# What is being asked:
Copy out all lines that hold "Average".

Stored items from a collection
---

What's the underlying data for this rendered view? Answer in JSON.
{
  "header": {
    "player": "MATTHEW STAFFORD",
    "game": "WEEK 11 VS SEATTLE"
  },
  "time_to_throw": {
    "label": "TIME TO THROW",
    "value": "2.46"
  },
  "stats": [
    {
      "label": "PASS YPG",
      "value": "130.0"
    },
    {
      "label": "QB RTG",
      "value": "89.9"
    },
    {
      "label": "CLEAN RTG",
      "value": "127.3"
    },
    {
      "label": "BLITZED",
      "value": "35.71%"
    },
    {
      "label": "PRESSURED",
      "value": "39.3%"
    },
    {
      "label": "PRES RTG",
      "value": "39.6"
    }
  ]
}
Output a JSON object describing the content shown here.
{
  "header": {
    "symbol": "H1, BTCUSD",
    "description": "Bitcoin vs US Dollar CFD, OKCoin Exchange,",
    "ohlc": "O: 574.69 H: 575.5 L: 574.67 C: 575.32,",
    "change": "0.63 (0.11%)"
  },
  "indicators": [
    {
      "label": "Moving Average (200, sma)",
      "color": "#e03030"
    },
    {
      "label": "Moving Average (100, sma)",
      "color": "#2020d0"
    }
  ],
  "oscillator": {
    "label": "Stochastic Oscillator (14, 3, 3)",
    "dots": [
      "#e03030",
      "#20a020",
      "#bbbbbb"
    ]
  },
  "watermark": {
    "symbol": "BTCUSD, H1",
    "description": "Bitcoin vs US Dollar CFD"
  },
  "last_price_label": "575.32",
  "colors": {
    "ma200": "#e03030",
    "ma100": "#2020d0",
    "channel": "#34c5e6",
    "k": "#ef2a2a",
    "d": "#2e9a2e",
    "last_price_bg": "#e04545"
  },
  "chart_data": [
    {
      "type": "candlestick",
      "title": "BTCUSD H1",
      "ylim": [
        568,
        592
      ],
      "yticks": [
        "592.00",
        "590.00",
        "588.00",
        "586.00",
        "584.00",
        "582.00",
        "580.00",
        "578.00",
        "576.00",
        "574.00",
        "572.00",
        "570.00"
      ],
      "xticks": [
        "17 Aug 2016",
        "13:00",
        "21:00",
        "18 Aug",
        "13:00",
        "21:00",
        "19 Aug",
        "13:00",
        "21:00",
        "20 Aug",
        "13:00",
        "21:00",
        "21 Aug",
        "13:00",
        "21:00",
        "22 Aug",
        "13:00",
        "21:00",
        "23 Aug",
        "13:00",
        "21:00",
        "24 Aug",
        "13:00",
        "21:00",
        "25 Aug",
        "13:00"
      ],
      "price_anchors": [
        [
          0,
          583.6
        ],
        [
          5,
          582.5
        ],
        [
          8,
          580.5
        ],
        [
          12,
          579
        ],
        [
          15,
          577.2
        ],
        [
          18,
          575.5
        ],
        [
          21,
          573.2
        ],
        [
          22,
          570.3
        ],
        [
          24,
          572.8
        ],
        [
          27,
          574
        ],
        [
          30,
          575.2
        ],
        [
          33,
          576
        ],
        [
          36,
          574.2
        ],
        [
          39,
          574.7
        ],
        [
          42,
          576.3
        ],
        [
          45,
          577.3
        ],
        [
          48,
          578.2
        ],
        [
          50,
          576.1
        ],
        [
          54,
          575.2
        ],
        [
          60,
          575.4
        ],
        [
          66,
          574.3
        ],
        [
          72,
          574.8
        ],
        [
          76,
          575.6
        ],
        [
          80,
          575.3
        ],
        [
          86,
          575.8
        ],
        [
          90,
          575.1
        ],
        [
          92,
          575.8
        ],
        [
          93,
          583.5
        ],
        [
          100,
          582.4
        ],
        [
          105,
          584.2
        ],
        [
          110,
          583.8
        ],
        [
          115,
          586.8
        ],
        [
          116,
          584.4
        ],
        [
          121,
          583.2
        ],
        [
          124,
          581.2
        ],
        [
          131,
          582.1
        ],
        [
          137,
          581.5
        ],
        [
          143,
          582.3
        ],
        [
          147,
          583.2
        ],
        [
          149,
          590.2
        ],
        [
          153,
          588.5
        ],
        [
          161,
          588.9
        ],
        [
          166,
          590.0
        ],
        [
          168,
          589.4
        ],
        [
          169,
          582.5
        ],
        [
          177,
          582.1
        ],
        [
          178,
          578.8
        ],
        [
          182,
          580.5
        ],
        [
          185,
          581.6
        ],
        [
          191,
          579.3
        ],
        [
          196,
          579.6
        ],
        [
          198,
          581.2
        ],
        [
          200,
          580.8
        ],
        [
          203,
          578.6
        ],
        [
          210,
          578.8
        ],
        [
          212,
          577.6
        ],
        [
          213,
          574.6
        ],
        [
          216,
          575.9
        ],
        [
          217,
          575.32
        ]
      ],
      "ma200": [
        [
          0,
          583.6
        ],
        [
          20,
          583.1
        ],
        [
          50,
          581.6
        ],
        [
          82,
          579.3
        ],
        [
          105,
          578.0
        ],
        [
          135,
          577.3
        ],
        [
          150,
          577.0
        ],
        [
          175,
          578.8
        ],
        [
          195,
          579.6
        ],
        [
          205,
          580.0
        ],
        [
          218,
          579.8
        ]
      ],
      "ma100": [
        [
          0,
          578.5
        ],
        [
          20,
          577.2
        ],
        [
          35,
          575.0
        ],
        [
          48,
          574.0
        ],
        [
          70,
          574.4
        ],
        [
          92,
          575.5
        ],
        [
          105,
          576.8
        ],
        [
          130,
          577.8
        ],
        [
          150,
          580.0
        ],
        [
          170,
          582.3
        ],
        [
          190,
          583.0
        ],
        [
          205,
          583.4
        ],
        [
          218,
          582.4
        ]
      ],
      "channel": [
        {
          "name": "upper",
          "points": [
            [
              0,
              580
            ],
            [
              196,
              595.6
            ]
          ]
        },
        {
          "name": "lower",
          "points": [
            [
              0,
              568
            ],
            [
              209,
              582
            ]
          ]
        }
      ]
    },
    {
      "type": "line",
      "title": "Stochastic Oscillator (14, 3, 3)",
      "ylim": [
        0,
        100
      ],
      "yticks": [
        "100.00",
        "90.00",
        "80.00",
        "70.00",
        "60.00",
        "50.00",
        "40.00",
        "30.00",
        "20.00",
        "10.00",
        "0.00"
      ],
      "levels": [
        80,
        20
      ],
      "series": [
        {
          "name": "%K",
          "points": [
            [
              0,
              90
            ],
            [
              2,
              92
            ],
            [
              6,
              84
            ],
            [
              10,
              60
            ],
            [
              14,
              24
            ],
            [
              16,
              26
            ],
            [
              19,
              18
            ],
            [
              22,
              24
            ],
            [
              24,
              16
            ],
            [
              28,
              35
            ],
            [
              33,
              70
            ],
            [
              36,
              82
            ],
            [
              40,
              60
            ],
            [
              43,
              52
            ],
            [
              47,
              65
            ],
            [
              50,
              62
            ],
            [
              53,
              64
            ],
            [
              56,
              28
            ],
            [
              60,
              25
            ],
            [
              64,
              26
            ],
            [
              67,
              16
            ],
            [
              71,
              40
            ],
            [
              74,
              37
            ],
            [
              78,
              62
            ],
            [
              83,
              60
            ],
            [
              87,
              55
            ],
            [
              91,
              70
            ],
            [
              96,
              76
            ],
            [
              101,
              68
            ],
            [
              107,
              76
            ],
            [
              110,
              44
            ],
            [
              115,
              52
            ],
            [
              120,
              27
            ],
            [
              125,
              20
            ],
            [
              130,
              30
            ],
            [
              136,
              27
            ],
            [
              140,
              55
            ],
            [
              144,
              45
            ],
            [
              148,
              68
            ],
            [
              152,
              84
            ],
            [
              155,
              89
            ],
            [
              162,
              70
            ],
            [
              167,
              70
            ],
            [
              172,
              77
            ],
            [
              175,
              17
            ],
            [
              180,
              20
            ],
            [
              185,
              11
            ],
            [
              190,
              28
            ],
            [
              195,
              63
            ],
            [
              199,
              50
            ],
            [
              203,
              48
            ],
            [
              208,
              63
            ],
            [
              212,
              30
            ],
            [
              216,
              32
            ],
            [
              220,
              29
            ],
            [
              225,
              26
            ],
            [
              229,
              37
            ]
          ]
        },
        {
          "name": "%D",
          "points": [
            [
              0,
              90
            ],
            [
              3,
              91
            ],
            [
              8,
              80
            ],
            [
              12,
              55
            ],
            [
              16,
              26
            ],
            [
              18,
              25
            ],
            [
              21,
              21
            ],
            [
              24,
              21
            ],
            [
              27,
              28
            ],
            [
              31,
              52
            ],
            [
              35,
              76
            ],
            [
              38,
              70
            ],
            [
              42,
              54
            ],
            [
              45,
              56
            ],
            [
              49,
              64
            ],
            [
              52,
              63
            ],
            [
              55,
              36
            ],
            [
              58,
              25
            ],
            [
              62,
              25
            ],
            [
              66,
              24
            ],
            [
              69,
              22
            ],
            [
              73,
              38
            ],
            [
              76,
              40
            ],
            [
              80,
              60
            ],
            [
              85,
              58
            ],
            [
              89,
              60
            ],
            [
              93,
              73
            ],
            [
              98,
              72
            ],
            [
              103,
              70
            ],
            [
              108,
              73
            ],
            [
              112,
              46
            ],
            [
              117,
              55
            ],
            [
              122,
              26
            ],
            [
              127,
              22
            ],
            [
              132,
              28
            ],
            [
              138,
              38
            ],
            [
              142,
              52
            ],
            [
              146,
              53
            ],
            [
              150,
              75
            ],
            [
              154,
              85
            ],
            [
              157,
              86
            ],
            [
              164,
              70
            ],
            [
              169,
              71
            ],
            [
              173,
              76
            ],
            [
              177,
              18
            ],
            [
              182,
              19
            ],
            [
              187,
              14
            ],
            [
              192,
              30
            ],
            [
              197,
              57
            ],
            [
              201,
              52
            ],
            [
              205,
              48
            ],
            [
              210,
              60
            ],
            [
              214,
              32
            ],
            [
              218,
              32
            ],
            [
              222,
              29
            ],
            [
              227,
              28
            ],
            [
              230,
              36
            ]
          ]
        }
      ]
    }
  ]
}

---

# Output of the exercise:
      "label": "Moving Average (200, sma)",
      "label": "Moving Average (100, sma)",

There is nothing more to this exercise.